#### Exercise directions:
Look through the material below and count the lines with the string "this". Report only the count.

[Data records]
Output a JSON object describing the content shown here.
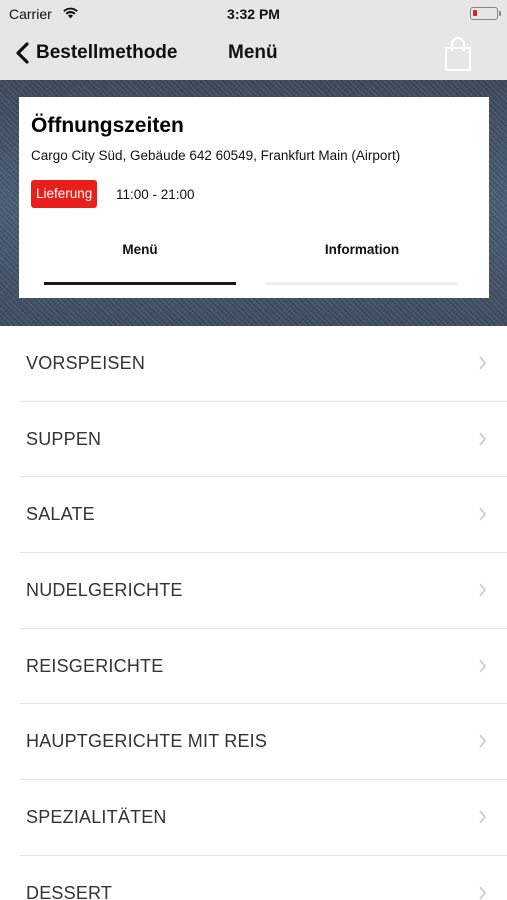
{
  "status_bar": {
    "carrier": "Carrier",
    "time": "3:32 PM"
  },
  "nav": {
    "back_label": "Bestellmethode",
    "title": "Menü",
    "cart_icon": "shopping-bag-icon"
  },
  "info_card": {
    "title": "Öffnungszeiten",
    "address": "Cargo City Süd, Gebäude 642 60549, Frankfurt Main (Airport)",
    "badge": "Lieferung",
    "hours": "11:00 - 21:00",
    "tabs": [
      {
        "label": "Menü",
        "active": true
      },
      {
        "label": "Information",
        "active": false
      }
    ]
  },
  "categories": [
    {
      "label": "VORSPEISEN"
    },
    {
      "label": "SUPPEN"
    },
    {
      "label": "SALATE"
    },
    {
      "label": "NUDELGERICHTE"
    },
    {
      "label": "REISGERICHTE"
    },
    {
      "label": "HAUPTGERICHTE MIT REIS"
    },
    {
      "label": "SPEZIALITÄTEN"
    },
    {
      "label": "DESSERT"
    }
  ],
  "colors": {
    "accent_red": "#e8201c",
    "bar_bg": "#e6e6e6",
    "denim": "#4c5e74"
  }
}
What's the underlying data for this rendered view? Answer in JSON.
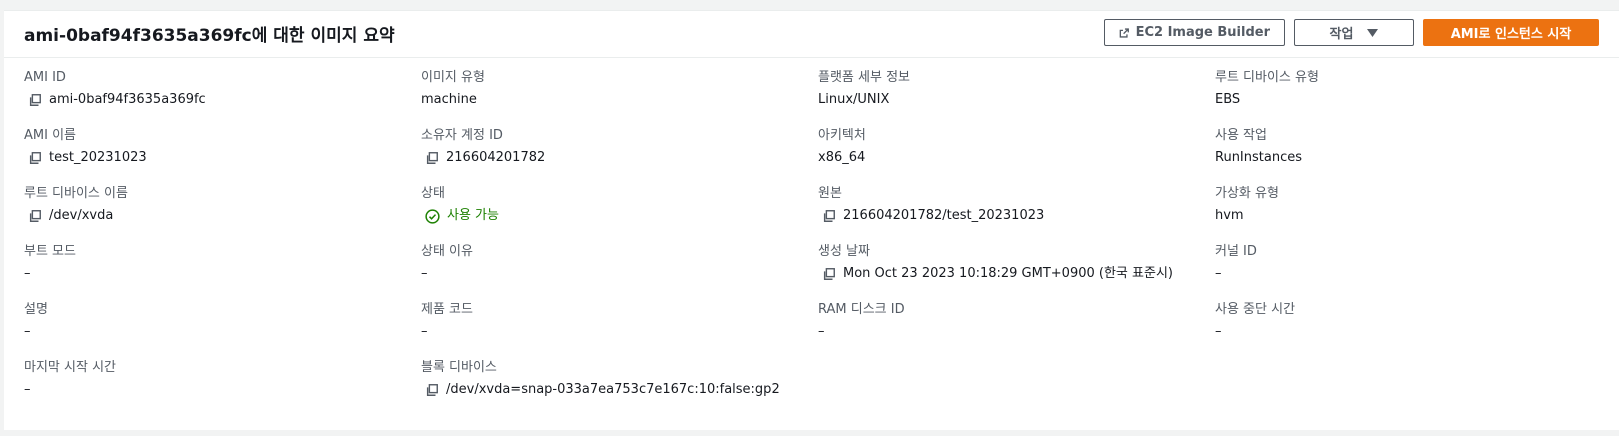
{
  "header": {
    "title": "ami-0baf94f3635a369fc에 대한 이미지 요약",
    "image_builder_label": "EC2 Image Builder",
    "actions_label": "작업",
    "launch_label": "AMI로 인스턴스 시작"
  },
  "colors": {
    "primary": "#ec7211",
    "success": "#1d8102",
    "label": "#545b64"
  },
  "fields": {
    "ami_id": {
      "label": "AMI ID",
      "value": "ami-0baf94f3635a369fc"
    },
    "image_type": {
      "label": "이미지 유형",
      "value": "machine"
    },
    "platform": {
      "label": "플랫폼 세부 정보",
      "value": "Linux/UNIX"
    },
    "root_device_type": {
      "label": "루트 디바이스 유형",
      "value": "EBS"
    },
    "ami_name": {
      "label": "AMI 이름",
      "value": "test_20231023"
    },
    "owner_id": {
      "label": "소유자 계정 ID",
      "value": "216604201782"
    },
    "architecture": {
      "label": "아키텍처",
      "value": "x86_64"
    },
    "usage_operation": {
      "label": "사용 작업",
      "value": "RunInstances"
    },
    "root_device_name": {
      "label": "루트 디바이스 이름",
      "value": "/dev/xvda"
    },
    "state": {
      "label": "상태",
      "value": "사용 가능"
    },
    "source": {
      "label": "원본",
      "value": "216604201782/test_20231023"
    },
    "virtualization": {
      "label": "가상화 유형",
      "value": "hvm"
    },
    "boot_mode": {
      "label": "부트 모드",
      "value": "–"
    },
    "state_reason": {
      "label": "상태 이유",
      "value": "–"
    },
    "creation_date": {
      "label": "생성 날짜",
      "value": "Mon Oct 23 2023 10:18:29 GMT+0900 (한국 표준시)"
    },
    "kernel_id": {
      "label": "커널 ID",
      "value": "–"
    },
    "description": {
      "label": "설명",
      "value": "–"
    },
    "product_code": {
      "label": "제품 코드",
      "value": "–"
    },
    "ram_disk_id": {
      "label": "RAM 디스크 ID",
      "value": "–"
    },
    "deprecation_time": {
      "label": "사용 중단 시간",
      "value": "–"
    },
    "last_launch_time": {
      "label": "마지막 시작 시간",
      "value": "–"
    },
    "block_devices": {
      "label": "블록 디바이스",
      "value": "/dev/xvda=snap-033a7ea753c7e167c:10:false:gp2"
    }
  }
}
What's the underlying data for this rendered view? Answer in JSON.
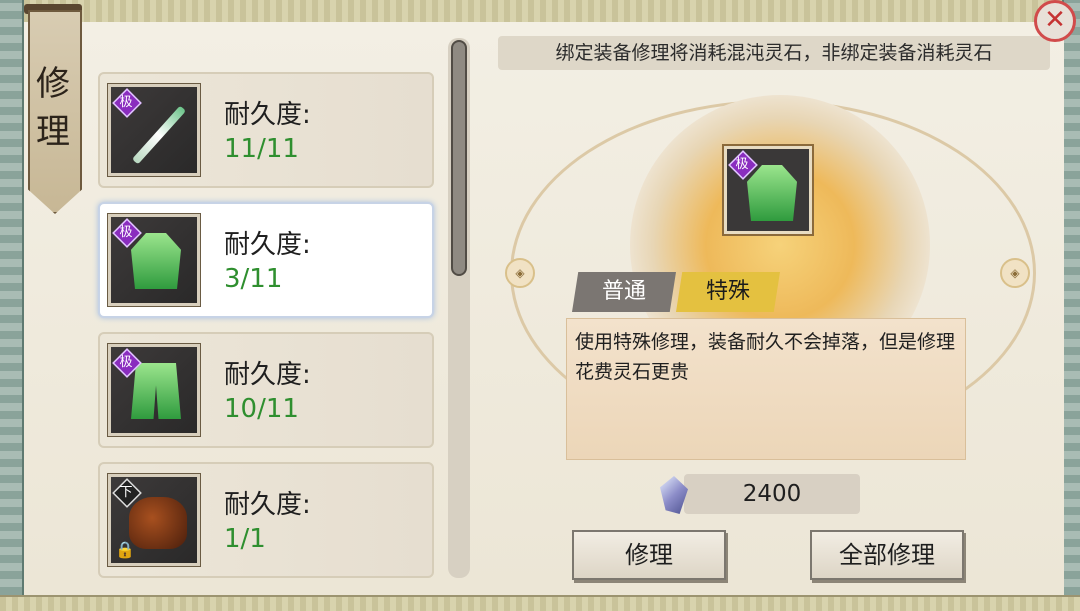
{
  "title": {
    "chars": [
      "修",
      "理"
    ]
  },
  "notice": "绑定装备修理将消耗混沌灵石，非绑定装备消耗灵石",
  "equipment_list": [
    {
      "icon": "sword-icon",
      "grade": "极",
      "durability_label": "耐久度:",
      "durability": "11/11",
      "locked": false,
      "selected": false
    },
    {
      "icon": "green-robe-icon",
      "grade": "极",
      "durability_label": "耐久度:",
      "durability": "3/11",
      "locked": false,
      "selected": true
    },
    {
      "icon": "green-pants-icon",
      "grade": "极",
      "durability_label": "耐久度:",
      "durability": "10/11",
      "locked": false,
      "selected": false
    },
    {
      "icon": "pouch-icon",
      "grade": "下",
      "durability_label": "耐久度:",
      "durability": "1/1",
      "locked": true,
      "selected": false
    }
  ],
  "selected_item": {
    "grade": "极",
    "icon": "green-robe-icon"
  },
  "tabs": [
    {
      "label": "普通",
      "active": false
    },
    {
      "label": "特殊",
      "active": true
    }
  ],
  "description": "使用特殊修理，装备耐久不会掉落，但是修理花费灵石更贵",
  "cost": {
    "icon": "spirit-stone-icon",
    "value": "2400"
  },
  "buttons": {
    "repair": "修理",
    "repair_all": "全部修理"
  },
  "colors": {
    "durability_green": "#2f8f2f",
    "active_tab": "#e4c140",
    "grade_purple": "#8a2dbf"
  }
}
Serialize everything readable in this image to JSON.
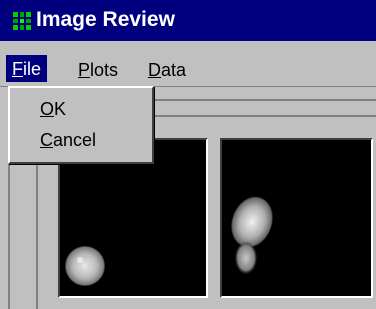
{
  "window": {
    "title": "Image Review",
    "titlebar_color": "#00007e",
    "icon": "app-grid-icon"
  },
  "menubar": {
    "items": [
      {
        "label": "File",
        "mnemonic": "F",
        "rest": "ile",
        "active": true
      },
      {
        "label": "Plots",
        "mnemonic": "P",
        "rest": "lots"
      },
      {
        "label": "Data",
        "mnemonic": "D",
        "rest": "ata"
      }
    ]
  },
  "file_menu": {
    "items": [
      {
        "label": "OK",
        "mnemonic": "O",
        "rest": "K"
      },
      {
        "label": "Cancel",
        "mnemonic": "C",
        "rest": "ancel"
      }
    ]
  },
  "image_panels": [
    {
      "content": "microscopy-cell-image"
    },
    {
      "content": "microscopy-cell-image"
    }
  ]
}
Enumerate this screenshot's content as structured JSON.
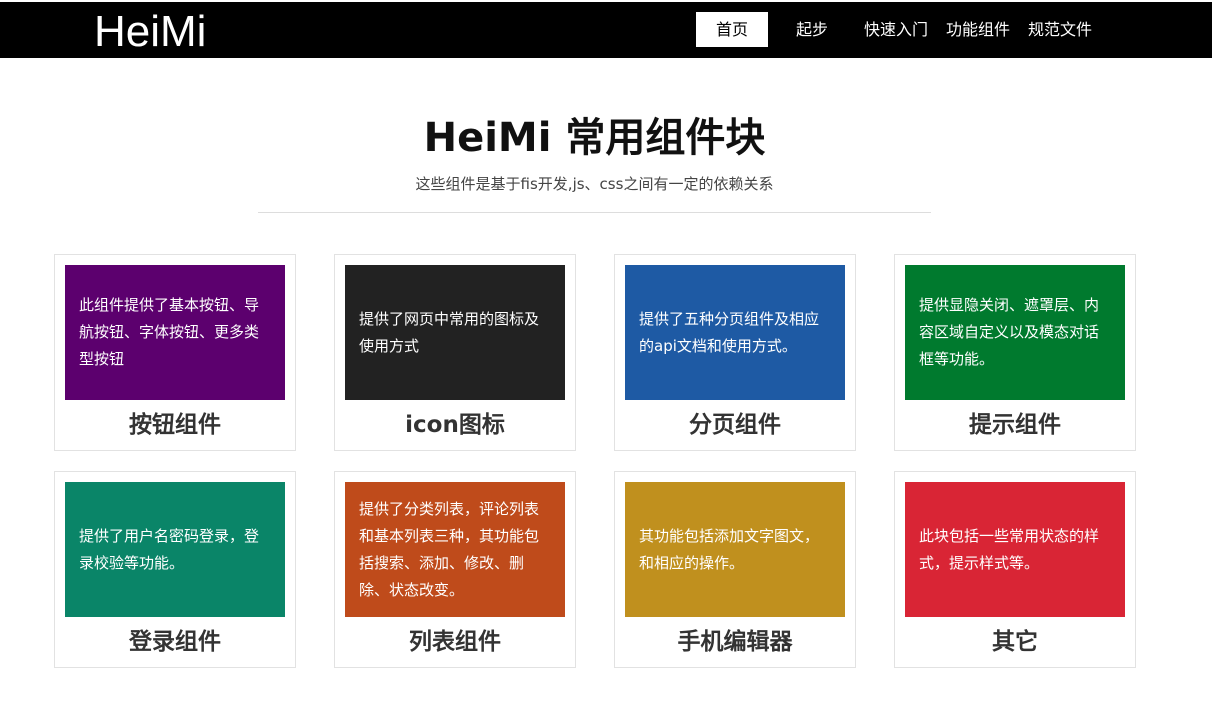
{
  "header": {
    "brand": "HeiMi",
    "nav": [
      {
        "label": "首页",
        "active": true
      },
      {
        "label": "起步",
        "active": false
      },
      {
        "label": "快速入门",
        "active": false
      },
      {
        "label": "功能组件",
        "active": false
      },
      {
        "label": "规范文件",
        "active": false
      }
    ]
  },
  "hero": {
    "title": "HeiMi 常用组件块",
    "subtitle": "这些组件是基于fis开发,js、css之间有一定的依赖关系"
  },
  "cards": [
    {
      "name": "按钮组件",
      "description": "此组件提供了基本按钮、导航按钮、字体按钮、更多类型按钮",
      "color": "#5c006e"
    },
    {
      "name": "icon图标",
      "description": "提供了网页中常用的图标及使用方式",
      "color": "#222222"
    },
    {
      "name": "分页组件",
      "description": "提供了五种分页组件及相应的api文档和使用方式。",
      "color": "#1e5aa4"
    },
    {
      "name": "提示组件",
      "description": "提供显隐关闭、遮罩层、内容区域自定义以及模态对话框等功能。",
      "color": "#007a2e"
    },
    {
      "name": "登录组件",
      "description": "提供了用户名密码登录，登录校验等功能。",
      "color": "#0a8568"
    },
    {
      "name": "列表组件",
      "description": "提供了分类列表，评论列表和基本列表三种，其功能包括搜索、添加、修改、删除、状态改变。",
      "color": "#bf4b1b"
    },
    {
      "name": "手机编辑器",
      "description": "其功能包括添加文字图文，和相应的操作。",
      "color": "#c0901e"
    },
    {
      "name": "其它",
      "description": "此块包括一些常用状态的样式，提示样式等。",
      "color": "#d92535"
    }
  ]
}
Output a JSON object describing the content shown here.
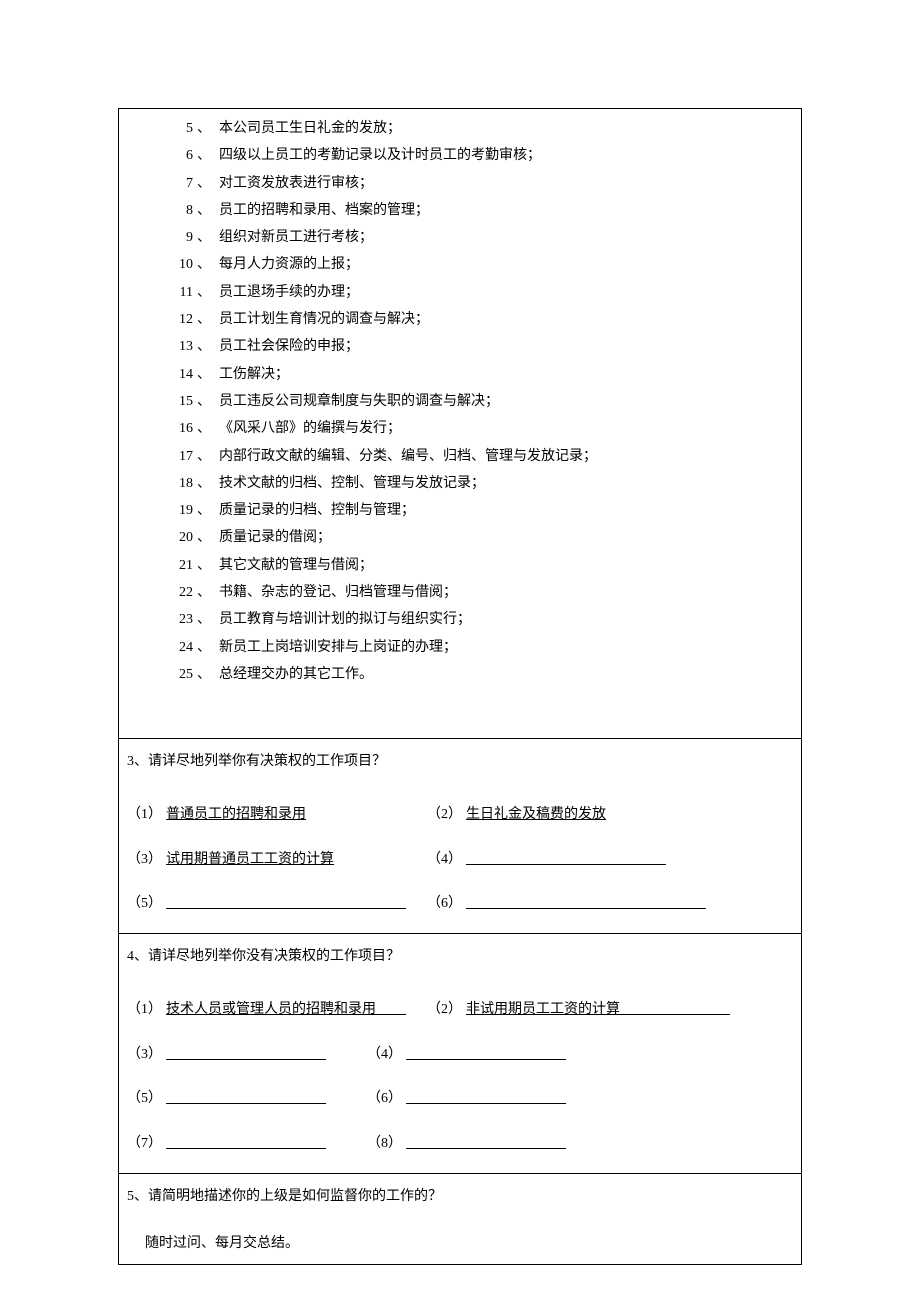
{
  "section2": {
    "items": [
      {
        "num": "5",
        "text": "本公司员工生日礼金的发放；"
      },
      {
        "num": "6",
        "text": "四级以上员工的考勤记录以及计时员工的考勤审核；"
      },
      {
        "num": "7",
        "text": "对工资发放表进行审核；"
      },
      {
        "num": "8",
        "text": "员工的招聘和录用、档案的管理；"
      },
      {
        "num": "9",
        "text": "组织对新员工进行考核；"
      },
      {
        "num": "10",
        "text": "每月人力资源的上报；"
      },
      {
        "num": "11",
        "text": "员工退场手续的办理；"
      },
      {
        "num": "12",
        "text": "员工计划生育情况的调查与解决；"
      },
      {
        "num": "13",
        "text": "员工社会保险的申报；"
      },
      {
        "num": "14",
        "text": "工伤解决；"
      },
      {
        "num": "15",
        "text": "员工违反公司规章制度与失职的调查与解决；"
      },
      {
        "num": "16",
        "text": "《风采八部》的编撰与发行；"
      },
      {
        "num": "17",
        "text": "内部行政文献的编辑、分类、编号、归档、管理与发放记录；"
      },
      {
        "num": "18",
        "text": "技术文献的归档、控制、管理与发放记录；"
      },
      {
        "num": "19",
        "text": "质量记录的归档、控制与管理；"
      },
      {
        "num": "20",
        "text": "质量记录的借阅；"
      },
      {
        "num": "21",
        "text": "其它文献的管理与借阅；"
      },
      {
        "num": "22",
        "text": "书籍、杂志的登记、归档管理与借阅；"
      },
      {
        "num": "23",
        "text": "员工教育与培训计划的拟订与组织实行；"
      },
      {
        "num": "24",
        "text": "新员工上岗培训安排与上岗证的办理；"
      },
      {
        "num": "25",
        "text": "总经理交办的其它工作。"
      }
    ]
  },
  "q3": {
    "prompt": "3、请详尽地列举你有决策权的工作项目？",
    "items": {
      "a1": {
        "label": "（1）",
        "text": "普通员工的招聘和录用"
      },
      "a2": {
        "label": "（2）",
        "text": "生日礼金及稿费的发放"
      },
      "a3": {
        "label": "（3）",
        "text": "试用期普通员工工资的计算"
      },
      "a4": {
        "label": "（4）",
        "text": ""
      },
      "a5": {
        "label": "（5）",
        "text": ""
      },
      "a6": {
        "label": "（6）",
        "text": ""
      }
    }
  },
  "q4": {
    "prompt": "4、请详尽地列举你没有决策权的工作项目？",
    "items": {
      "a1": {
        "label": "（1）",
        "text": "技术人员或管理人员的招聘和录用"
      },
      "a2": {
        "label": "（2）",
        "text": "非试用期员工工资的计算"
      },
      "a3": {
        "label": "（3）"
      },
      "a4": {
        "label": "（4）"
      },
      "a5": {
        "label": "（5）"
      },
      "a6": {
        "label": "（6）"
      },
      "a7": {
        "label": "（7）"
      },
      "a8": {
        "label": "（8）"
      }
    }
  },
  "q5": {
    "prompt": "5、请简明地描述你的上级是如何监督你的工作的？",
    "answer": "随时过问、每月交总结。"
  }
}
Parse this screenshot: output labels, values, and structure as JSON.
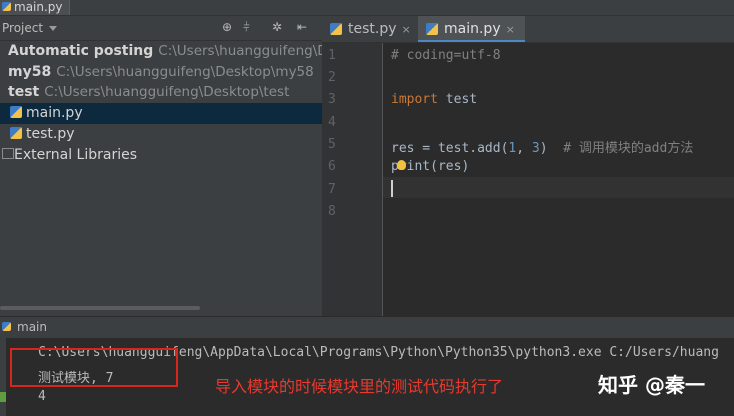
{
  "breadcrumb": {
    "file": "main.py"
  },
  "project_panel": {
    "title": "Project",
    "tools": [
      "⊕",
      "⫩",
      "✲",
      "⇤"
    ],
    "items": [
      {
        "name": "Automatic posting",
        "path": "C:\\Users\\huangguifeng\\D",
        "bold": true
      },
      {
        "name": "my58",
        "path": "C:\\Users\\huangguifeng\\Desktop\\my58",
        "bold": true
      },
      {
        "name": "test",
        "path": "C:\\Users\\huangguifeng\\Desktop\\test",
        "bold": true
      },
      {
        "name": "main.py",
        "selected": true,
        "icon": "python-file-icon"
      },
      {
        "name": "test.py",
        "icon": "python-file-icon"
      },
      {
        "name": "External Libraries",
        "icon": "library-icon"
      }
    ]
  },
  "editor": {
    "tabs": [
      {
        "label": "test.py",
        "close": "×",
        "active": false
      },
      {
        "label": "main.py",
        "close": "×",
        "active": true
      }
    ],
    "line_numbers": [
      "1",
      "2",
      "3",
      "4",
      "5",
      "6",
      "7",
      "8"
    ],
    "lines": {
      "l1_comment": "# coding=utf-8",
      "l3_kw": "import",
      "l3_rest": " test",
      "l5_a": "res = test.add(",
      "l5_n1": "1",
      "l5_b": ", ",
      "l5_n2": "3",
      "l5_c": ")  ",
      "l5_comment": "# 调用模块的add方法",
      "l6": "print(res)"
    }
  },
  "run_panel": {
    "title": "main",
    "output": [
      "C:\\Users\\huangguifeng\\AppData\\Local\\Programs\\Python\\Python35\\python3.exe C:/Users/huang",
      "测试模块, 7",
      "4"
    ]
  },
  "annotation": "导入模块的时候模块里的测试代码执行了",
  "watermark": "知乎 @秦一",
  "colors": {
    "keyword": "#cc7832",
    "number": "#6897bb",
    "comment": "#808080",
    "annotation": "#e8392e",
    "selection": "#0d293e"
  }
}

#### Result:
5